• [Short task] Return only the count of lines in which the word "enhanced" appears.

-- Begin --

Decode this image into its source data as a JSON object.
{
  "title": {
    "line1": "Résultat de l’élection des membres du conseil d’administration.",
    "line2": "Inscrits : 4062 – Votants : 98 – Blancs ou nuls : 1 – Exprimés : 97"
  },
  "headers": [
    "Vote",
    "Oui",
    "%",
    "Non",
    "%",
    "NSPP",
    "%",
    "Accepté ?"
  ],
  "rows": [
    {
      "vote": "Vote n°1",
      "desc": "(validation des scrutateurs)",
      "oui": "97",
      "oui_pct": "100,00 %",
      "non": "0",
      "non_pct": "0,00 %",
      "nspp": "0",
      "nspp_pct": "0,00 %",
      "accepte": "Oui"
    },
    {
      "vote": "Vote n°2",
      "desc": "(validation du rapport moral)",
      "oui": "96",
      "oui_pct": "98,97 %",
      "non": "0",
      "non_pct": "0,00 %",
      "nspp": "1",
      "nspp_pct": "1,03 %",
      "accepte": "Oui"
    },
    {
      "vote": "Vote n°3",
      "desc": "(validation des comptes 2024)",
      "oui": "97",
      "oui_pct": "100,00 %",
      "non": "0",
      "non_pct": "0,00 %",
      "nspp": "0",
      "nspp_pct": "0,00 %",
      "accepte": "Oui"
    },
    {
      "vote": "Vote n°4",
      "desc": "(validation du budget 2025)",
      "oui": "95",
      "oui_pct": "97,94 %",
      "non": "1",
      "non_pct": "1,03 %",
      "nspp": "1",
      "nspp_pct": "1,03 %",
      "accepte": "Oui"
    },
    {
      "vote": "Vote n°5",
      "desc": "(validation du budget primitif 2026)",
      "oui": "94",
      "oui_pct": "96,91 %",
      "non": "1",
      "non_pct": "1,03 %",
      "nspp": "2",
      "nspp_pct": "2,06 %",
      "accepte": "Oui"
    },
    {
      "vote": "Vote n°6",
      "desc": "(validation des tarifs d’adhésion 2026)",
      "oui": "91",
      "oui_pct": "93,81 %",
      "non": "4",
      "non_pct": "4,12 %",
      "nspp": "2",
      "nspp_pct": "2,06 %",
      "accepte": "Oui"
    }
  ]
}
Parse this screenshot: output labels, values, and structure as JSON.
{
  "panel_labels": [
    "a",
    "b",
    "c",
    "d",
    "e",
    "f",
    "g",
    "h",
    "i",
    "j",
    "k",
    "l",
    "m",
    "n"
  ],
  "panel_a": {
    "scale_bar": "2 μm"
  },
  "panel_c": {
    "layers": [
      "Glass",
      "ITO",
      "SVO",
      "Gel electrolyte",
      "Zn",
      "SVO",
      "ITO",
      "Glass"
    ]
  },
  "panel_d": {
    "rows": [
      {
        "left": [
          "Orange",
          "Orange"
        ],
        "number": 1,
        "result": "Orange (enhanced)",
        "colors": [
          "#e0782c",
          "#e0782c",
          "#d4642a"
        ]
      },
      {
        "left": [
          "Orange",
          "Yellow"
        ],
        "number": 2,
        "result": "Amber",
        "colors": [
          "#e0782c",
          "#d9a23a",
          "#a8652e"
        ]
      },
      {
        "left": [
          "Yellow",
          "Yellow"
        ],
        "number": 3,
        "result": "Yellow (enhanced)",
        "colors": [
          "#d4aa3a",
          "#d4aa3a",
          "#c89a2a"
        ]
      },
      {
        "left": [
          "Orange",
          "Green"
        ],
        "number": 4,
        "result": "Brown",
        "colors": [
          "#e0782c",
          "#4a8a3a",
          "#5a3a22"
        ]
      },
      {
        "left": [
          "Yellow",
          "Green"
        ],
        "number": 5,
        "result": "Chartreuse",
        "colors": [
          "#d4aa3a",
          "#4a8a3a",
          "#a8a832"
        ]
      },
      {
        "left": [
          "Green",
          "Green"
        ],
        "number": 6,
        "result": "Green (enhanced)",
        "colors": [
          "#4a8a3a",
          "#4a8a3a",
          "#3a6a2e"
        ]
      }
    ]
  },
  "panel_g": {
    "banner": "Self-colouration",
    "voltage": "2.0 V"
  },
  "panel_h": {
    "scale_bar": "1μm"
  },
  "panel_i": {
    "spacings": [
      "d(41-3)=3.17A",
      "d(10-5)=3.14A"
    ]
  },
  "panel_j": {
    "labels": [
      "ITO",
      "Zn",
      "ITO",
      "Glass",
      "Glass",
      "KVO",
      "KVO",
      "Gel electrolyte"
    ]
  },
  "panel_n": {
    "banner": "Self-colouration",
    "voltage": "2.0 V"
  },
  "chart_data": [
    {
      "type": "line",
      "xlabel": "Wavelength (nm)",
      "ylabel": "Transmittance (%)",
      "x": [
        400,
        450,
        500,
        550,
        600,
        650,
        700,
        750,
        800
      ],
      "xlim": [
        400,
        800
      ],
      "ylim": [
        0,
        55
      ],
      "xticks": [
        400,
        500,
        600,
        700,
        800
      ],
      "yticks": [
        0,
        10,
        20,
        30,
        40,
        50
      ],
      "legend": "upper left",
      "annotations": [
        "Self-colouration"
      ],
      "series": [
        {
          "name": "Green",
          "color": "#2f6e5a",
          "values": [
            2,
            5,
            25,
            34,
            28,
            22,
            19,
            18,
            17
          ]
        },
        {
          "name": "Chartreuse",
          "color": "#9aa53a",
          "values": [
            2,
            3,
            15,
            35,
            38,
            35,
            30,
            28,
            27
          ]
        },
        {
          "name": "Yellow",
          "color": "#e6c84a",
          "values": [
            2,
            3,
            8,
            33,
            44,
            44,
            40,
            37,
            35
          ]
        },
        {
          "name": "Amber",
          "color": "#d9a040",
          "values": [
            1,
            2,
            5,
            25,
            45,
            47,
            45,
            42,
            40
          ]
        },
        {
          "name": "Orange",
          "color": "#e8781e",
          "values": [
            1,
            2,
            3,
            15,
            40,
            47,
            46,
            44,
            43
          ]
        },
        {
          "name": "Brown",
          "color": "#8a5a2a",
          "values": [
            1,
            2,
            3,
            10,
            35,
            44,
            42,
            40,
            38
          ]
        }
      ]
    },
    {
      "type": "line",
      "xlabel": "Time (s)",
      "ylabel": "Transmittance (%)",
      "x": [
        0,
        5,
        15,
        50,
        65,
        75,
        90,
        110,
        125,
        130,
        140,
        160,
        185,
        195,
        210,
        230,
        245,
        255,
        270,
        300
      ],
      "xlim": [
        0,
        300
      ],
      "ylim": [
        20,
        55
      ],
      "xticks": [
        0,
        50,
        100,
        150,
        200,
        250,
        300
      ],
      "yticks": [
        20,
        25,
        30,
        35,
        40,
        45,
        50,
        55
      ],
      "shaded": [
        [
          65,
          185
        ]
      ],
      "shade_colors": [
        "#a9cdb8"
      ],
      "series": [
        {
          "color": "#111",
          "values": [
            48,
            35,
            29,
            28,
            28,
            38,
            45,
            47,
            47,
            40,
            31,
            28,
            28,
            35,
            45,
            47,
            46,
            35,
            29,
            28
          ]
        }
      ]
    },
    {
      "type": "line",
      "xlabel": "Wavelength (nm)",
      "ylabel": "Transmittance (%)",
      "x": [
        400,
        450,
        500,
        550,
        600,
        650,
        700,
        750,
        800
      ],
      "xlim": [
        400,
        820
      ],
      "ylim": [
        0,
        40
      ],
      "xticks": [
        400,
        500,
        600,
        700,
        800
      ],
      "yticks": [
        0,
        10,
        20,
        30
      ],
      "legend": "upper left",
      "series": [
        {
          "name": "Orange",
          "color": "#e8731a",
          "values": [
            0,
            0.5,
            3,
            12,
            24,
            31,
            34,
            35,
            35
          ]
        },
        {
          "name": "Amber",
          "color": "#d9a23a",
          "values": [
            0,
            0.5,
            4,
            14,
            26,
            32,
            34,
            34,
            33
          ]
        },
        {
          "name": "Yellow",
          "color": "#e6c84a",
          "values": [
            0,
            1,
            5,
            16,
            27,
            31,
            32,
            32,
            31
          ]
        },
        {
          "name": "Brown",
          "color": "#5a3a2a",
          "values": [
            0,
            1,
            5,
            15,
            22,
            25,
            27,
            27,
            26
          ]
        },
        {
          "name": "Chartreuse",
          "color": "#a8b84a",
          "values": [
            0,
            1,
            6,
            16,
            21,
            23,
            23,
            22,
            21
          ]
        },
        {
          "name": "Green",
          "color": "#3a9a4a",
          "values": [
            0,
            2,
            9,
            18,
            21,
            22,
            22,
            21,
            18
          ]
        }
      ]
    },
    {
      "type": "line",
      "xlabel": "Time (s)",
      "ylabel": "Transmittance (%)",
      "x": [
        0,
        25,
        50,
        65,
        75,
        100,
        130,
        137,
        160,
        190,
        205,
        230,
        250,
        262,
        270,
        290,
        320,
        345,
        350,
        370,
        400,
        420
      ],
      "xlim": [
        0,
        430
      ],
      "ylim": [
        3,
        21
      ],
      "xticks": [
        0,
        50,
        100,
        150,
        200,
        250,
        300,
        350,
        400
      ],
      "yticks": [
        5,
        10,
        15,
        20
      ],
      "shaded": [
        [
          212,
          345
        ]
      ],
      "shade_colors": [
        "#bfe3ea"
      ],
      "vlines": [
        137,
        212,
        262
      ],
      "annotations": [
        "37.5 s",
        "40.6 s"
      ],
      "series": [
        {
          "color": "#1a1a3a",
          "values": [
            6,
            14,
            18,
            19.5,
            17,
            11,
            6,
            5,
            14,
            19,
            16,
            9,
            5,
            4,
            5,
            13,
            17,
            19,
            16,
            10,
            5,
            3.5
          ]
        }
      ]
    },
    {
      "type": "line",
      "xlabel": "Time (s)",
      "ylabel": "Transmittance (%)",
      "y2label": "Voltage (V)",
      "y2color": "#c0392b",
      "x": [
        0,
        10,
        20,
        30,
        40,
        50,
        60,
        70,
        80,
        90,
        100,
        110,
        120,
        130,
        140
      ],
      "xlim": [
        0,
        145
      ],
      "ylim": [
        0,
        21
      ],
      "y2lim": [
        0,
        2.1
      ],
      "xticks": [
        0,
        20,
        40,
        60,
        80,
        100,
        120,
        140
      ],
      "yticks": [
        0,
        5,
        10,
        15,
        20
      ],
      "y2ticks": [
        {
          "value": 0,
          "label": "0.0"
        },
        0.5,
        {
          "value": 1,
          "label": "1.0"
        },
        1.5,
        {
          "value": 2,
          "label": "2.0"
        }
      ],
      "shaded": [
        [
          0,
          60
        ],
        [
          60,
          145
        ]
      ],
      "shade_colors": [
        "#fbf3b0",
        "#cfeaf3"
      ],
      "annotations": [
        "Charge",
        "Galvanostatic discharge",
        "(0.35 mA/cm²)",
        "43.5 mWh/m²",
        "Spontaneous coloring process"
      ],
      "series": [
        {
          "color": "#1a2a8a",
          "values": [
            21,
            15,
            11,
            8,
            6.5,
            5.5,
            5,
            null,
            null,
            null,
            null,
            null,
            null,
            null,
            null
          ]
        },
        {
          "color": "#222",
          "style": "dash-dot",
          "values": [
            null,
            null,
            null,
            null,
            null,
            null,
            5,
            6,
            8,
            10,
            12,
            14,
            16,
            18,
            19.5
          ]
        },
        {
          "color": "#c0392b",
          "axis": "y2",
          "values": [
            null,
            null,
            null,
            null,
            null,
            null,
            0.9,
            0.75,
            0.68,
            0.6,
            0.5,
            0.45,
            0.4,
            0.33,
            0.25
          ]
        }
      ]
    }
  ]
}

-- End --

• [Result] 3